Given task: Find the word "născut" in the material below and gather every line that contains it.

Records provided:
.....
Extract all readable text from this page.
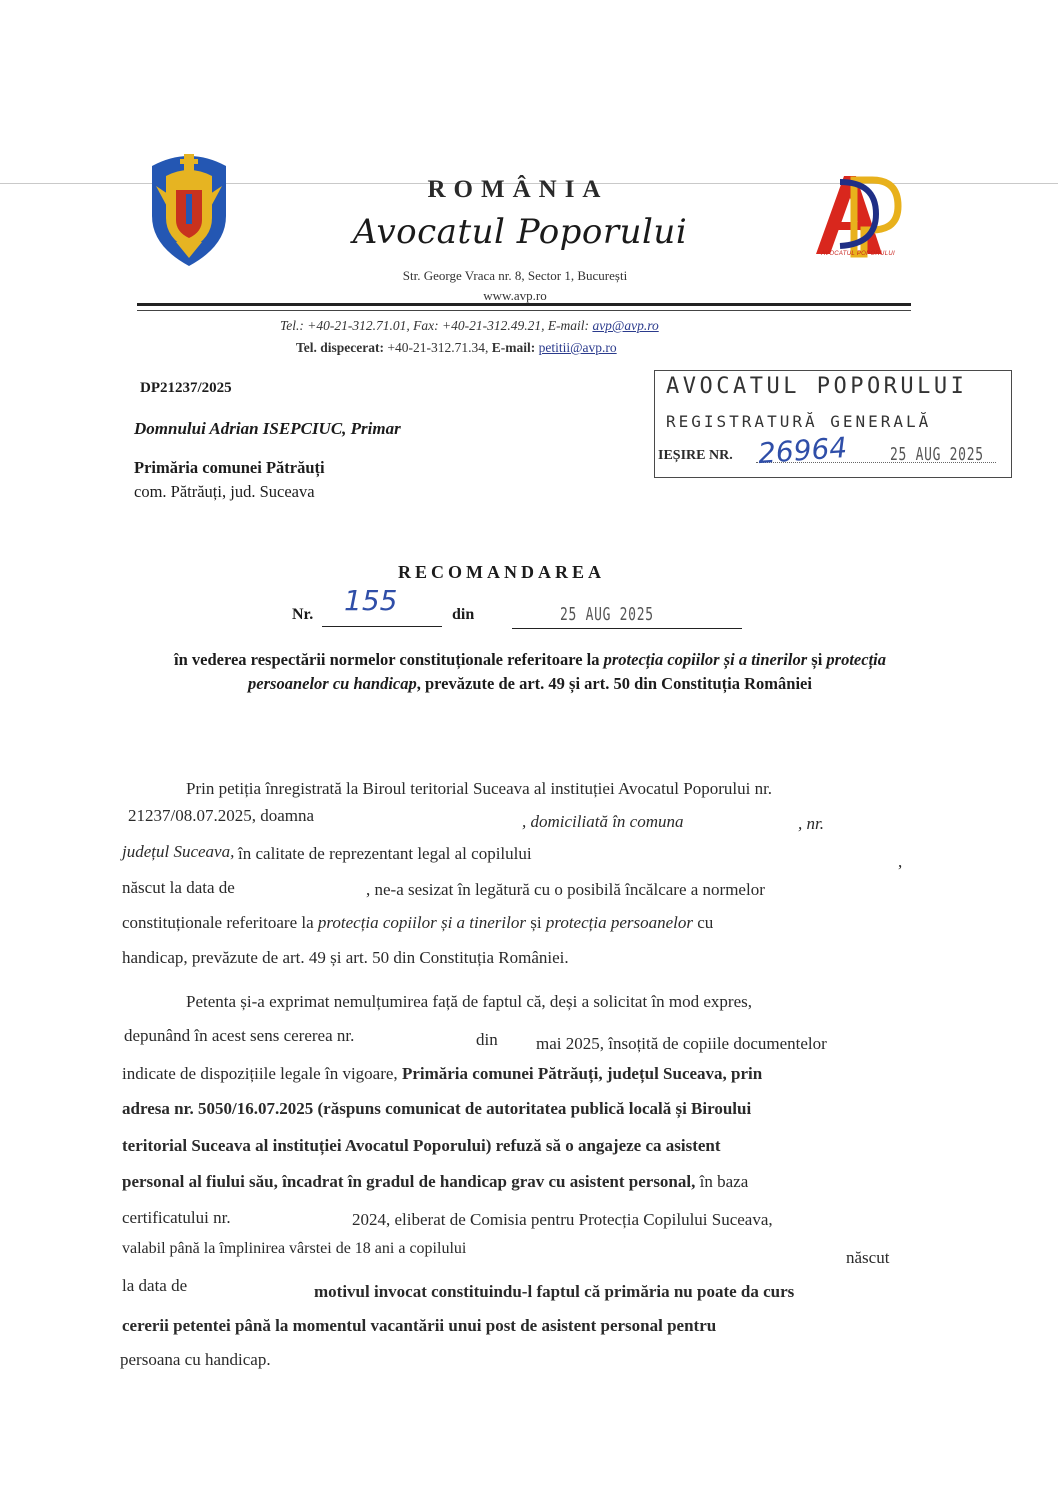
ROMÂNIA
Avocatul Poporului
Str. George Vraca nr. 8, Sector 1, București
www.avp.ro
AVOCATUL POPORULUI
Tel.: +40-21-312.71.01, Fax: +40-21-312.49.21, E-mail: avp@avp.ro
Tel. dispecerat: +40-21-312.71.34, E-mail: petitii@avp.ro
DP21237/2025
Domnului Adrian ISEPCIUC, Primar
Primăria comunei Pătrăuți
com. Pătrăuți, jud. Suceava
AVOCATUL POPORULUI
REGISTRATURĂ GENERALĂ
IEȘIRE NR. 26964 25 AUG 2025
RECOMANDAREA
Nr. 155	din	25 AUG 2025
în vederea respectării normelor constituționale referitoare la protecția copiilor și a tinerilor și protecția persoanelor cu handicap, prevăzute de art. 49 și art. 50 din Constituția României
Prin petiția înregistrată la Biroul teritorial Suceava al instituției Avocatul Poporului nr.
21237/08.07.2025, doamna	, domiciliată în comuna	, nr.
județul Suceava, în calitate de reprezentant legal al copilului	,
născut la data de	, ne-a sesizat în legătură cu o posibilă încălcare a normelor
constituționale referitoare la protecția copiilor și a tinerilor și protecția persoanelor cu
handicap, prevăzute de art. 49 și art. 50 din Constituția României.
Petenta și-a exprimat nemulțumirea față de faptul că, deși a solicitat în mod expres,
depunând în acest sens cererea nr.	din mai 2025, însoțită de copiile documentelor
indicate de dispozițiile legale în vigoare, Primăria comunei Pătrăuți, județul Suceava, prin
adresa nr. 5050/16.07.2025 (răspuns comunicat de autoritatea publică locală și Biroului
teritorial Suceava al instituției Avocatul Poporului) refuză să o angajeze ca asistent
personal al fiului său, încadrat în gradul de handicap grav cu asistent personal, în baza
certificatului nr.	2024, eliberat de Comisia pentru Protecția Copilului Suceava,
valabil până la împlinirea vârstei de 18 ani a copilului	născut
la data de	motivul invocat constituindu-l faptul că primăria nu poate da curs
cererii petentei până la momentul vacantării unui post de asistent personal pentru
persoana cu handicap.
.....
Output for this task:
născut la data de	, ne-a sesizat în legătură cu o posibilă încălcare a normelor
valabil până la împlinirea vârstei de 18 ani a copilului	născut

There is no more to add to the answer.